# [Problem requirements]
Bring together all lines of the material below that contain the string "this".

# [Stored records]

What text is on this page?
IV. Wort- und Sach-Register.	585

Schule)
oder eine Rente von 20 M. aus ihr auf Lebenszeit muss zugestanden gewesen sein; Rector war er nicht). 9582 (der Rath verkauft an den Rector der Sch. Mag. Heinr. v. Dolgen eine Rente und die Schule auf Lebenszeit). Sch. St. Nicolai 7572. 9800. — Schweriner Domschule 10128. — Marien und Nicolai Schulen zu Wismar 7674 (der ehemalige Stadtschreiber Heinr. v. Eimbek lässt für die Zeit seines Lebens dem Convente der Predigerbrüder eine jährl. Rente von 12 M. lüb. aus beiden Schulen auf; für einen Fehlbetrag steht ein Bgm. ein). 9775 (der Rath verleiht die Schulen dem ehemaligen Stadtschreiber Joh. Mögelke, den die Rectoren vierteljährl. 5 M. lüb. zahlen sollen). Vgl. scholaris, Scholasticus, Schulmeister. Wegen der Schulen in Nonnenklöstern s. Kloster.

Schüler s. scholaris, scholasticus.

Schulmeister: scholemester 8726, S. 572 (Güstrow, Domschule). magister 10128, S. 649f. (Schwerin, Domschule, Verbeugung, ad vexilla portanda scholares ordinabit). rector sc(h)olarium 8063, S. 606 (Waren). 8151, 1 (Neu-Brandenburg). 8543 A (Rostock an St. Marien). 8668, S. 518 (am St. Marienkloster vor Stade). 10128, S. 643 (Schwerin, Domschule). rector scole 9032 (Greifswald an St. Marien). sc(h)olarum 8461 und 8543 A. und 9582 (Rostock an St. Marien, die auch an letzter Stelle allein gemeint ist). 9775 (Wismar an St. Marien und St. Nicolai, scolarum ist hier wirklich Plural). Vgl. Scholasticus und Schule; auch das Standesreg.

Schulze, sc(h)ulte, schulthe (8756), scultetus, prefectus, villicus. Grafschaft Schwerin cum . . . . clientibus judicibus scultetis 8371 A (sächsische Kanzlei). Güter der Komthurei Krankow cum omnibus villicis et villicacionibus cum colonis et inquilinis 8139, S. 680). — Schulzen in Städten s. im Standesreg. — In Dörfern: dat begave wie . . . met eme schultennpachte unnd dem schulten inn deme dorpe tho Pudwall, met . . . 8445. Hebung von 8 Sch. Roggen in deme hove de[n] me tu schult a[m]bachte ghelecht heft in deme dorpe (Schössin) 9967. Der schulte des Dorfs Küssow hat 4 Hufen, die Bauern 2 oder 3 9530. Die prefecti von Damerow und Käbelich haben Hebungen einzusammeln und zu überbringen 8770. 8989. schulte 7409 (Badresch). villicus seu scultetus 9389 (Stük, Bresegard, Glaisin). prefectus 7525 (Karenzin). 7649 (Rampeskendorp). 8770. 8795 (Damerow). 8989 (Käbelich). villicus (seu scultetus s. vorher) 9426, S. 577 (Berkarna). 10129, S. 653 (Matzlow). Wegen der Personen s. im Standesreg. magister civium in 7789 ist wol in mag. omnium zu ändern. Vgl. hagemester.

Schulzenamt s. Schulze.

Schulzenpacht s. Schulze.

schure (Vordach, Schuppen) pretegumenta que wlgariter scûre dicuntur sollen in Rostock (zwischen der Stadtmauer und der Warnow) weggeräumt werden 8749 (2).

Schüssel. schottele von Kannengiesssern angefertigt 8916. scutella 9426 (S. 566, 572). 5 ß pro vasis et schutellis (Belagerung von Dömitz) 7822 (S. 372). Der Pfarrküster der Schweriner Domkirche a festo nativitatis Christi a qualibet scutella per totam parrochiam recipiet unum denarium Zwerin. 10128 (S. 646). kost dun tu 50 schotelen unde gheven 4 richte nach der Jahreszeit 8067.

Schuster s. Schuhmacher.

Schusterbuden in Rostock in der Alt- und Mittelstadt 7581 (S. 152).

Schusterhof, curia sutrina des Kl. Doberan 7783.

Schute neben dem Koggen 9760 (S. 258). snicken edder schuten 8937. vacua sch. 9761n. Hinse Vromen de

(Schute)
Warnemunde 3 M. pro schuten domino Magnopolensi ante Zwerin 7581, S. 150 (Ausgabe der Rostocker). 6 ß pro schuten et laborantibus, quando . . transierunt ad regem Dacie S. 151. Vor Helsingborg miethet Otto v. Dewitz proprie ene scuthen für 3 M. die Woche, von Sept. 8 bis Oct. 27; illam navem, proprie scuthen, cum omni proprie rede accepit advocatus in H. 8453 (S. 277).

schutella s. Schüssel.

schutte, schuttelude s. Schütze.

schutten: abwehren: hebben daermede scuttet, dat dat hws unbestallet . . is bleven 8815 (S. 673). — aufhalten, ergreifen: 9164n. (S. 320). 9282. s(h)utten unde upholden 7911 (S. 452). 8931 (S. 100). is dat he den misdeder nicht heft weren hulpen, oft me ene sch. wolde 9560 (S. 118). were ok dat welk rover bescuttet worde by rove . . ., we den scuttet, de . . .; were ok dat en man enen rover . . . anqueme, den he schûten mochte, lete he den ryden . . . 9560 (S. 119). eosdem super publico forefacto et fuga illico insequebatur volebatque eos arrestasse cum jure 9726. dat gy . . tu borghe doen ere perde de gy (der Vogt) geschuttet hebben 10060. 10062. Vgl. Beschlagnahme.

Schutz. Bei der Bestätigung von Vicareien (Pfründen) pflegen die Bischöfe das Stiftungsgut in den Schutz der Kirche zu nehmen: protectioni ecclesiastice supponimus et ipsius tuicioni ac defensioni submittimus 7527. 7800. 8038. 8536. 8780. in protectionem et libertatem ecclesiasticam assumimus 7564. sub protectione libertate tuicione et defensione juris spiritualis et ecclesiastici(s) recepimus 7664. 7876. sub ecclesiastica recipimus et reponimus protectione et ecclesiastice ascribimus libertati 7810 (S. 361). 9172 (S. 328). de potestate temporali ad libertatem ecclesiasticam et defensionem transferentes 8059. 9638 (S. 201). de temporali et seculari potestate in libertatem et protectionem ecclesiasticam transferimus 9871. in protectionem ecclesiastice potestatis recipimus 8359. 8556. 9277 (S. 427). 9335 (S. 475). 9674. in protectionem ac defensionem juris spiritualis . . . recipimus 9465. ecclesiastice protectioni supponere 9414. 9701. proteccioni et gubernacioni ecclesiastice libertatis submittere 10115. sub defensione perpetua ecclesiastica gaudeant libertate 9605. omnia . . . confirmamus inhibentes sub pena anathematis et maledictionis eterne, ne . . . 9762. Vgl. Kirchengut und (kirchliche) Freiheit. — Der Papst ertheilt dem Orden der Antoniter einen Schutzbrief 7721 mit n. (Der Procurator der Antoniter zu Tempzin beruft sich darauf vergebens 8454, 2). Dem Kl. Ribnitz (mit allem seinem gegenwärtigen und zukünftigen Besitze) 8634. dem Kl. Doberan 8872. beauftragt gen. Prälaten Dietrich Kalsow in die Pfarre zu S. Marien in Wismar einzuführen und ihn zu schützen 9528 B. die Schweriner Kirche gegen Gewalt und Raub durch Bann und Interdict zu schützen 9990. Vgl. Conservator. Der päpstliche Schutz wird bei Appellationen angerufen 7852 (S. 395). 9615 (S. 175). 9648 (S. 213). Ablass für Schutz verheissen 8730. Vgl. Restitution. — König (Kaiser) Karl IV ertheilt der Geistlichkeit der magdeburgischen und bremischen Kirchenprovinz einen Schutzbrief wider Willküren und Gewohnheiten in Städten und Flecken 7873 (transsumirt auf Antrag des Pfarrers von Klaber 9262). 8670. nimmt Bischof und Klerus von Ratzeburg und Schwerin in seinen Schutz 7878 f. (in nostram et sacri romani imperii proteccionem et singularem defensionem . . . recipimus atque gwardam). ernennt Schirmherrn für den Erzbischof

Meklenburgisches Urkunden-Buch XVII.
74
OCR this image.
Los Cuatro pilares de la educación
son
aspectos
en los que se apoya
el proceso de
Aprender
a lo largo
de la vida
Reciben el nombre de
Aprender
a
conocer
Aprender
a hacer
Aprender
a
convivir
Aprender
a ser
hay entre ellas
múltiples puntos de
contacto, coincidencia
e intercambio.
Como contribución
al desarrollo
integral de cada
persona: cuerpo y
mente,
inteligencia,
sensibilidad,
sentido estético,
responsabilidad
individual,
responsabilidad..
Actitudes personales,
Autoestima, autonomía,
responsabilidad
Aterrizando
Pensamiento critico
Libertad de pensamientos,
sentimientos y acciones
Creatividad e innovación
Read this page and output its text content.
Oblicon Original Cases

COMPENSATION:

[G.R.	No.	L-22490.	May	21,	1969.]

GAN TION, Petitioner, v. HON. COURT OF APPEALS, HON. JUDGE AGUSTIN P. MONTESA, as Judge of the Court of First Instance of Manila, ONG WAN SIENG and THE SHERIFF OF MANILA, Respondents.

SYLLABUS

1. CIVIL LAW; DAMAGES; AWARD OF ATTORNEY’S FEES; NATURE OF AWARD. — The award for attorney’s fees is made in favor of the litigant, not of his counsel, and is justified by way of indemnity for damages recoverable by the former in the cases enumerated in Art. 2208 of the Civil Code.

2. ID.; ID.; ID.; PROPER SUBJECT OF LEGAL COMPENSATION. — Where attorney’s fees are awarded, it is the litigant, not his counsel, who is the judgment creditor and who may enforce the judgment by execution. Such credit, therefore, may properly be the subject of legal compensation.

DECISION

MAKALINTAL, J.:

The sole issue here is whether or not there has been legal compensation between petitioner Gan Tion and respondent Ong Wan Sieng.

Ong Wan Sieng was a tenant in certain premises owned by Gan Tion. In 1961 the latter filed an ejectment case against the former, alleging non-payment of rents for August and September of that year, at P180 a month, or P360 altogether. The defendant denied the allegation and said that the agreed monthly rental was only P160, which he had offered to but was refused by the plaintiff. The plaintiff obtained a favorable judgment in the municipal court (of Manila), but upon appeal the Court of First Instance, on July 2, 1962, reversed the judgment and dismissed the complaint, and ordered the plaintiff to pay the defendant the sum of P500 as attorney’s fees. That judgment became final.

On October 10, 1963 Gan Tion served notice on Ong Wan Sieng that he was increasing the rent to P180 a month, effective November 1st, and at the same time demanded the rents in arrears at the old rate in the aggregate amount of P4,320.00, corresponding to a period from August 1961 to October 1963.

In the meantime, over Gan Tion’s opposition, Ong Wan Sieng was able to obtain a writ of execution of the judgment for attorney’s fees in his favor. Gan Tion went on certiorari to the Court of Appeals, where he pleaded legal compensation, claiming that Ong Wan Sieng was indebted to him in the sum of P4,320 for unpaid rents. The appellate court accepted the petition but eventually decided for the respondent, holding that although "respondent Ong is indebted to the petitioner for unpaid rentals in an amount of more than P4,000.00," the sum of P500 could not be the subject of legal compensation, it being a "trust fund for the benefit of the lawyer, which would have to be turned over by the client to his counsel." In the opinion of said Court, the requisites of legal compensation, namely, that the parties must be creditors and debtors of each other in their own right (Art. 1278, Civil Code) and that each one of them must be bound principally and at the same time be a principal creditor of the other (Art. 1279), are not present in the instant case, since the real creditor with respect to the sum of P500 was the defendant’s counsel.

# [Task result]
What text is on this page?
OCR this image.
Read this page and output its text content.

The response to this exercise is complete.